Brief: Every entry must be given again exactly.

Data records
** begin **

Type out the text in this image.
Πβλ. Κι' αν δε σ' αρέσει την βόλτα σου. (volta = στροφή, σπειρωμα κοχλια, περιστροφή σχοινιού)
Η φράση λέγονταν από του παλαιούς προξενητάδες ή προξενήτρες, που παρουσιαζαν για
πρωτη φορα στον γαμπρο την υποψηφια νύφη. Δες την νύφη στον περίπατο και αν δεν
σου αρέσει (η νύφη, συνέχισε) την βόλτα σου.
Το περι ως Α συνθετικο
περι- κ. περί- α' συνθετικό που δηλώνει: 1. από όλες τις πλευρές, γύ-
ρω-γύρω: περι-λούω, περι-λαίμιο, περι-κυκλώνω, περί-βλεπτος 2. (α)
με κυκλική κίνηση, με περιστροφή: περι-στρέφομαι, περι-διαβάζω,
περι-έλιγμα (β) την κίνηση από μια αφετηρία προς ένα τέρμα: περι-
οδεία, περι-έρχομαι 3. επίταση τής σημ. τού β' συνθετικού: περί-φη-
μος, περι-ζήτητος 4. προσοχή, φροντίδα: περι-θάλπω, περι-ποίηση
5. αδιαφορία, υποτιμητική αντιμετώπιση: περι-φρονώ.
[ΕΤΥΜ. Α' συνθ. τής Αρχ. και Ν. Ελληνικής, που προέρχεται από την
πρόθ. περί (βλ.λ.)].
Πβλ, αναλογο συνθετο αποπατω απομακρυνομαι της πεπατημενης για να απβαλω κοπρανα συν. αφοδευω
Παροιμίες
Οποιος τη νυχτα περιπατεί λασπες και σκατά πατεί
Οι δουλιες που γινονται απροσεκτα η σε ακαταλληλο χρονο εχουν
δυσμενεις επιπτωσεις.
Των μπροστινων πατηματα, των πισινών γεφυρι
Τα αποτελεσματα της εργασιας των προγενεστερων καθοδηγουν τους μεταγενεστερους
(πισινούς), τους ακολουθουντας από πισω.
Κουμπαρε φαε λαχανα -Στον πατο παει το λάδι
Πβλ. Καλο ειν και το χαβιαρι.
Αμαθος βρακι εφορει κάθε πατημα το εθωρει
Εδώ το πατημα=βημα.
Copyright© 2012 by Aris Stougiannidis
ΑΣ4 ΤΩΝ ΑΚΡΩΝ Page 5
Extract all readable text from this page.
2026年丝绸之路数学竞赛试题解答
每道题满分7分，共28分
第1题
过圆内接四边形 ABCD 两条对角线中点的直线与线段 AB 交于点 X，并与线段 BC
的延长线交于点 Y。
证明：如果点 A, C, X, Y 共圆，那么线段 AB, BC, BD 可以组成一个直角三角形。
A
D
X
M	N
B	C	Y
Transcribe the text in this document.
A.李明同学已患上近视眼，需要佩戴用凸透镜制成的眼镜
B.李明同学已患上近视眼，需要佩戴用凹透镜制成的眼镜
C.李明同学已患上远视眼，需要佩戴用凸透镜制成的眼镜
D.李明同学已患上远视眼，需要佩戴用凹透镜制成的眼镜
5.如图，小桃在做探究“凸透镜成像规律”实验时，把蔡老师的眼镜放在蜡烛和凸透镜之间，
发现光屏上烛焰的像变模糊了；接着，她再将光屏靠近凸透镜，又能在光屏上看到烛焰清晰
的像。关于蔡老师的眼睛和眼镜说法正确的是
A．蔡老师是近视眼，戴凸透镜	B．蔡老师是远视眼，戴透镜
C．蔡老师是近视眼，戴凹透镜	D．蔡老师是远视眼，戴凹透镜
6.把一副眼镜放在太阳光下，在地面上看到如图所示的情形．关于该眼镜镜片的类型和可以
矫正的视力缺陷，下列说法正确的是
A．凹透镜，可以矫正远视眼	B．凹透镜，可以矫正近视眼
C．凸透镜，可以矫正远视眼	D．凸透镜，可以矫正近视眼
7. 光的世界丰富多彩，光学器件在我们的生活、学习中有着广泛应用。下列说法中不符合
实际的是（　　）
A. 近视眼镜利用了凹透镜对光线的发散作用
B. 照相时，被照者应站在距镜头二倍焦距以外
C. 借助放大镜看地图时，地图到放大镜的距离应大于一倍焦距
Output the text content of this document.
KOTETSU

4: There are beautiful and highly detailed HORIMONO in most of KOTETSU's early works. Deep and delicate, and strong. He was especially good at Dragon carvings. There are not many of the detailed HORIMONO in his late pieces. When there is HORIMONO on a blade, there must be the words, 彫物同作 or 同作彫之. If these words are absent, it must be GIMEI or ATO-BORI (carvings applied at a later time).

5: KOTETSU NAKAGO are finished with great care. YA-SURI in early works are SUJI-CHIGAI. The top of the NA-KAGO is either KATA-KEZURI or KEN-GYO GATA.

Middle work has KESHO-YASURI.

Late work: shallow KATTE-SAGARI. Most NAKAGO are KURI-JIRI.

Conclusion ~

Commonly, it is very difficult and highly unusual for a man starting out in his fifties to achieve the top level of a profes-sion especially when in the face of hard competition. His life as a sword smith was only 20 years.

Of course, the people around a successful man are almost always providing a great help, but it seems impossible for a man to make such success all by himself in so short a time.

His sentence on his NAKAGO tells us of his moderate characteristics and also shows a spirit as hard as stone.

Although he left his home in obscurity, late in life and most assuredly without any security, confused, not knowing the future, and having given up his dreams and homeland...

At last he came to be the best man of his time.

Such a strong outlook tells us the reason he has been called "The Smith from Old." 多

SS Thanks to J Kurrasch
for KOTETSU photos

** end **

The completed task:
Type out the text in this image.
Πβλ. Κι' αν δε σ' αρέσει την βόλτα σου. (volta = στροφή, σπειρωμα κοχλια, περιστροφή σχοινιού)
Η φράση λέγονταν από του παλαιούς προξενητάδες ή προξενήτρες, που παρουσιαζαν για
πρωτη φορα στον γαμπρο την υποψηφια νύφη. Δες την νύφη στον περίπατο και αν δεν
σου αρέσει (η νύφη, συνέχισε) την βόλτα σου.
Το περι ως Α συνθετικο
περι- κ. περί- α' συνθετικό που δηλώνει: 1. από όλες τις πλευρές, γύ-
ρω-γύρω: περι-λούω, περι-λαίμιο, περι-κυκλώνω, περί-βλεπτος 2. (α)
με κυκλική κίνηση, με περιστροφή: περι-στρέφομαι, περι-διαβάζω,
περι-έλιγμα (β) την κίνηση από μια αφετηρία προς ένα τέρμα: περι-
οδεία, περι-έρχομαι 3. επίταση τής σημ. τού β' συνθετικού: περί-φη-
μος, περι-ζήτητος 4. προσοχή, φροντίδα: περι-θάλπω, περι-ποίηση
5. αδιαφορία, υποτιμητική αντιμετώπιση: περι-φρονώ.
[ΕΤΥΜ. Α' συνθ. τής Αρχ. και Ν. Ελληνικής, που προέρχεται από την
πρόθ. περί (βλ.λ.)].
Πβλ, αναλογο συνθετο αποπατω απομακρυνομαι της πεπατημενης για να απβαλω κοπρανα συν. αφοδευω
Παροιμίες
Οποιος τη νυχτα περιπατεί λασπες και σκατά πατεί
Οι δουλιες που γινονται απροσεκτα η σε ακαταλληλο χρονο εχουν
δυσμενεις επιπτωσεις.
Των μπροστινων πατηματα, των πισινών γεφυρι
Τα αποτελεσματα της εργασιας των προγενεστερων καθοδηγουν τους μεταγενεστερους
(πισινούς), τους ακολουθουντας από πισω.
Κουμπαρε φαε λαχανα -Στον πατο παει το λάδι
Πβλ. Καλο ειν και το χαβιαρι.
Αμαθος βρακι εφορει κάθε πατημα το εθωρει
Εδώ το πατημα=βημα.
Copyright© 2012 by Aris Stougiannidis
ΑΣ4 ΤΩΝ ΑΚΡΩΝ Page 5
Extract all readable text from this page.
2026年丝绸之路数学竞赛试题解答
每道题满分7分，共28分
第1题
过圆内接四边形 ABCD 两条对角线中点的直线与线段 AB 交于点 X，并与线段 BC
的延长线交于点 Y。
证明：如果点 A, C, X, Y 共圆，那么线段 AB, BC, BD 可以组成一个直角三角形。
A
D
X
M	N
B	C	Y
Transcribe the text in this document.
A.李明同学已患上近视眼，需要佩戴用凸透镜制成的眼镜
B.李明同学已患上近视眼，需要佩戴用凹透镜制成的眼镜
C.李明同学已患上远视眼，需要佩戴用凸透镜制成的眼镜
D.李明同学已患上远视眼，需要佩戴用凹透镜制成的眼镜
5.如图，小桃在做探究“凸透镜成像规律”实验时，把蔡老师的眼镜放在蜡烛和凸透镜之间，
发现光屏上烛焰的像变模糊了；接着，她再将光屏靠近凸透镜，又能在光屏上看到烛焰清晰
的像。关于蔡老师的眼睛和眼镜说法正确的是
A．蔡老师是近视眼，戴凸透镜	B．蔡老师是远视眼，戴透镜
C．蔡老师是近视眼，戴凹透镜	D．蔡老师是远视眼，戴凹透镜
6.把一副眼镜放在太阳光下，在地面上看到如图所示的情形．关于该眼镜镜片的类型和可以
矫正的视力缺陷，下列说法正确的是
A．凹透镜，可以矫正远视眼	B．凹透镜，可以矫正近视眼
C．凸透镜，可以矫正远视眼	D．凸透镜，可以矫正近视眼
7. 光的世界丰富多彩，光学器件在我们的生活、学习中有着广泛应用。下列说法中不符合
实际的是（　　）
A. 近视眼镜利用了凹透镜对光线的发散作用
B. 照相时，被照者应站在距镜头二倍焦距以外
C. 借助放大镜看地图时，地图到放大镜的距离应大于一倍焦距
Output the text content of this document.
KOTETSU

4: There are beautiful and highly detailed HORIMONO in most of KOTETSU's early works. Deep and delicate, and strong. He was especially good at Dragon carvings. There are not many of the detailed HORIMONO in his late pieces. When there is HORIMONO on a blade, there must be the words, 彫物同作 or 同作彫之. If these words are absent, it must be GIMEI or ATO-BORI (carvings applied at a later time).

5: KOTETSU NAKAGO are finished with great care. YA-SURI in early works are SUJI-CHIGAI. The top of the NA-KAGO is either KATA-KEZURI or KEN-GYO GATA.

Middle work has KESHO-YASURI.

Late work: shallow KATTE-SAGARI. Most NAKAGO are KURI-JIRI.

Conclusion ~

Commonly, it is very difficult and highly unusual for a man starting out in his fifties to achieve the top level of a profes-sion especially when in the face of hard competition. His life as a sword smith was only 20 years.

Of course, the people around a successful man are almost always providing a great help, but it seems impossible for a man to make such success all by himself in so short a time.

His sentence on his NAKAGO tells us of his moderate characteristics and also shows a spirit as hard as stone.

Although he left his home in obscurity, late in life and most assuredly without any security, confused, not knowing the future, and having given up his dreams and homeland...

At last he came to be the best man of his time.

Such a strong outlook tells us the reason he has been called "The Smith from Old." 多

SS Thanks to J Kurrasch
for KOTETSU photos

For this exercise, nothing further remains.